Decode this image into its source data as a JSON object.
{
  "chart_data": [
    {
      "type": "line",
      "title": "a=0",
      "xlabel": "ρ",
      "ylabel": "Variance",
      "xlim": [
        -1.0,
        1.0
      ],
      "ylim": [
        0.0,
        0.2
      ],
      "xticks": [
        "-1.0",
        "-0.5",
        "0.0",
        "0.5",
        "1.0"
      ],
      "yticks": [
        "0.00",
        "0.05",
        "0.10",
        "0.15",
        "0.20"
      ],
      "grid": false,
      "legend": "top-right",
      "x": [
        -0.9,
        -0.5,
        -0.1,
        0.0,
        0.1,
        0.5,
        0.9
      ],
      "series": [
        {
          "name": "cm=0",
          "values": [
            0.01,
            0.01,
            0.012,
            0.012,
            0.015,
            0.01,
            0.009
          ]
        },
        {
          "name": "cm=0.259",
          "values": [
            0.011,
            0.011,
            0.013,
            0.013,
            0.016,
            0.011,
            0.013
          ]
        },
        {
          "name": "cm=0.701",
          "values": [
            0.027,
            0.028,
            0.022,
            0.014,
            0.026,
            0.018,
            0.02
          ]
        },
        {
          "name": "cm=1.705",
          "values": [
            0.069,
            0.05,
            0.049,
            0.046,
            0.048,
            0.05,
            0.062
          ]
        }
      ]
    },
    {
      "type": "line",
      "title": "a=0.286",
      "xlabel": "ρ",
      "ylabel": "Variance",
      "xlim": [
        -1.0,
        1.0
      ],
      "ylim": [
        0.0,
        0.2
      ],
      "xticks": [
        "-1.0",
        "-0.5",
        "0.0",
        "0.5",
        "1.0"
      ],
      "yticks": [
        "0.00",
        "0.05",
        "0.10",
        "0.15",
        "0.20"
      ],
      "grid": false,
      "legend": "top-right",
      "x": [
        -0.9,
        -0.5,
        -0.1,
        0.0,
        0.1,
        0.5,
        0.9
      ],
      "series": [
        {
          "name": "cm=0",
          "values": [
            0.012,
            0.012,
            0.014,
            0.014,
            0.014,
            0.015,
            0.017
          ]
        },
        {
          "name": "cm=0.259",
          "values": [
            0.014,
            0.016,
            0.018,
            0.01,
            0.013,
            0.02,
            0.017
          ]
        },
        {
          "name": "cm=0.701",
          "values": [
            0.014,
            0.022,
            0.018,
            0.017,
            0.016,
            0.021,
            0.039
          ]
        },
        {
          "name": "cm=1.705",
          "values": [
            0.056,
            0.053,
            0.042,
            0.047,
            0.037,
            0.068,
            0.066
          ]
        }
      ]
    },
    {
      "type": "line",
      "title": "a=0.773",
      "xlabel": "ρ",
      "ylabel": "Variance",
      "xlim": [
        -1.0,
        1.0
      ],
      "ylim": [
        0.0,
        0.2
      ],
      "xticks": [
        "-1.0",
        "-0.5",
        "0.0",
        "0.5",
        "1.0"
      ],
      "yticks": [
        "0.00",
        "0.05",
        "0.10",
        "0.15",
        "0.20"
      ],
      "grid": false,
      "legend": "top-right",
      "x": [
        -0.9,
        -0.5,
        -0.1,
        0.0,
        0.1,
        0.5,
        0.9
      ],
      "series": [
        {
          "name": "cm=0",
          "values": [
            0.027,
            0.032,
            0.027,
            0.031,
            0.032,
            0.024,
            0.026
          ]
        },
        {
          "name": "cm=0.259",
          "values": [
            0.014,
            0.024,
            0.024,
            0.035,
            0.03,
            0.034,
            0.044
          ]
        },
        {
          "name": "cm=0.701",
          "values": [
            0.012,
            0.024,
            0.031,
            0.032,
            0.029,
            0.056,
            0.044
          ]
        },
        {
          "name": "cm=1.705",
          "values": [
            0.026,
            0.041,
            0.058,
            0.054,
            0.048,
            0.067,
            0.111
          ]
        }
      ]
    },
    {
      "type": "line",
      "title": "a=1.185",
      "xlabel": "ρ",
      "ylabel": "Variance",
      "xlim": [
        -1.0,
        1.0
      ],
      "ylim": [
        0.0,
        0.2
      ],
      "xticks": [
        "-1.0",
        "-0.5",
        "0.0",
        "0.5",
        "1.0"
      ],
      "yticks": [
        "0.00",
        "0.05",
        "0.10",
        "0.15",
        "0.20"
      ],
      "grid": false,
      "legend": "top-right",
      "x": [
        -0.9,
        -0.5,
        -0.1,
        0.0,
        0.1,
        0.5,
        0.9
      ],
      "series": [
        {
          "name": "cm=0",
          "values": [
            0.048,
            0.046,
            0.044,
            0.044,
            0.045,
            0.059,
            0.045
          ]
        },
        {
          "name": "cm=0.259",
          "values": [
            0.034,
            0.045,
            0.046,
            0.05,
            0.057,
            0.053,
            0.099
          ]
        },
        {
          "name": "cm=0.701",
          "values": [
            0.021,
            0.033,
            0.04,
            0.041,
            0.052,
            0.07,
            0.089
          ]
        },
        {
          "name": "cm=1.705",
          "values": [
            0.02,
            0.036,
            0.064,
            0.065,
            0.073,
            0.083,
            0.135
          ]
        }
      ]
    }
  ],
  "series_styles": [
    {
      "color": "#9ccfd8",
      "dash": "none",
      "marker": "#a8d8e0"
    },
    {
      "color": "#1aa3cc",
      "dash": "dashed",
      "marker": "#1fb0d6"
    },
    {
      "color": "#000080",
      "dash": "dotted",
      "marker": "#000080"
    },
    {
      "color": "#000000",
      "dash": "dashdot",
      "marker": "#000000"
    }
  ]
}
=====
Stated goal -
Each line above that holds the string "color" should be copied and shown.

Result for this exercise -
      "color": "#9ccfd8",
      "color": "#1aa3cc",
      "color": "#000080",
      "color": "#000000",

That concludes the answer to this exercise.